[Dataset records]

---*---

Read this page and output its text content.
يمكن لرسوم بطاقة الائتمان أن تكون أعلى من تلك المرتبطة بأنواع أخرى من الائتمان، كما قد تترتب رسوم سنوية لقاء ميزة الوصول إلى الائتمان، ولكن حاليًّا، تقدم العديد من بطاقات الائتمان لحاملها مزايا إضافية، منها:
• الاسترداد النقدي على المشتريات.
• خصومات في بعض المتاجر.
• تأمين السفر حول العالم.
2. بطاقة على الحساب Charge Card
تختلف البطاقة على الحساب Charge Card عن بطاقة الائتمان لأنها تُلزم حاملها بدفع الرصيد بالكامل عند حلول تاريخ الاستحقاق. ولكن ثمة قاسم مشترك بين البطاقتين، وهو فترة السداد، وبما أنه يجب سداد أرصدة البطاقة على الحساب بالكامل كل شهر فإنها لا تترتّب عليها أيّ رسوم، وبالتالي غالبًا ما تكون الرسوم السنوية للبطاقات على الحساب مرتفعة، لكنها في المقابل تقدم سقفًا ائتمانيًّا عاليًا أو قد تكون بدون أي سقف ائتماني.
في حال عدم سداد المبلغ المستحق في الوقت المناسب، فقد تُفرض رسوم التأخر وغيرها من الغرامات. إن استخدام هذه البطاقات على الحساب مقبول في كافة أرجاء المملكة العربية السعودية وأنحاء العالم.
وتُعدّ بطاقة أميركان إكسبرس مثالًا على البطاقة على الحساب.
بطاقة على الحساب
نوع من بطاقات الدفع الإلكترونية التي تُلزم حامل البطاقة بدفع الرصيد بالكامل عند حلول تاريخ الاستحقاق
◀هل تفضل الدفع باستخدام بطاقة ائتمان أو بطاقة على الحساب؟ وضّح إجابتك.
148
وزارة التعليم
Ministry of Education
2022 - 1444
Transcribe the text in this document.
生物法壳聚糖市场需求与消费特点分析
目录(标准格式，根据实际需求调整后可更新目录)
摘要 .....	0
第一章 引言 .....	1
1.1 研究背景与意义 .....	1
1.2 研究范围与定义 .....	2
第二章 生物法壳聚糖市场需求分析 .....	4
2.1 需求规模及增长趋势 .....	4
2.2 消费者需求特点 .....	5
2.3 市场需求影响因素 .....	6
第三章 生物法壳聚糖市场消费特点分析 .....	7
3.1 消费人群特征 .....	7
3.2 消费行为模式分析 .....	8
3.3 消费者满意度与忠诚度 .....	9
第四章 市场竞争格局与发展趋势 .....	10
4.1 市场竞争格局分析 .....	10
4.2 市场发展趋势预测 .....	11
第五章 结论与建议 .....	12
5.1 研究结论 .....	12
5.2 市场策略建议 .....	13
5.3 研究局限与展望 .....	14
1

---*---

*What needs to be done:* Copy every line of the data that holds the string "تقدم".

*Response:*
يمكن لرسوم بطاقة الائتمان أن تكون أعلى من تلك المرتبطة بأنواع أخرى من الائتمان، كما قد تترتب رسوم سنوية لقاء ميزة الوصول إلى الائتمان، ولكن حاليًّا، تقدم العديد من بطاقات الائتمان لحاملها مزايا إضافية، منها:
تختلف البطاقة على الحساب Charge Card عن بطاقة الائتمان لأنها تُلزم حاملها بدفع الرصيد بالكامل عند حلول تاريخ الاستحقاق. ولكن ثمة قاسم مشترك بين البطاقتين، وهو فترة السداد، وبما أنه يجب سداد أرصدة البطاقة على الحساب بالكامل كل شهر فإنها لا تترتّب عليها أيّ رسوم، وبالتالي غالبًا ما تكون الرسوم السنوية للبطاقات على الحساب مرتفعة، لكنها في المقابل تقدم سقفًا ائتمانيًّا عاليًا أو قد تكون بدون أي سقف ائتماني.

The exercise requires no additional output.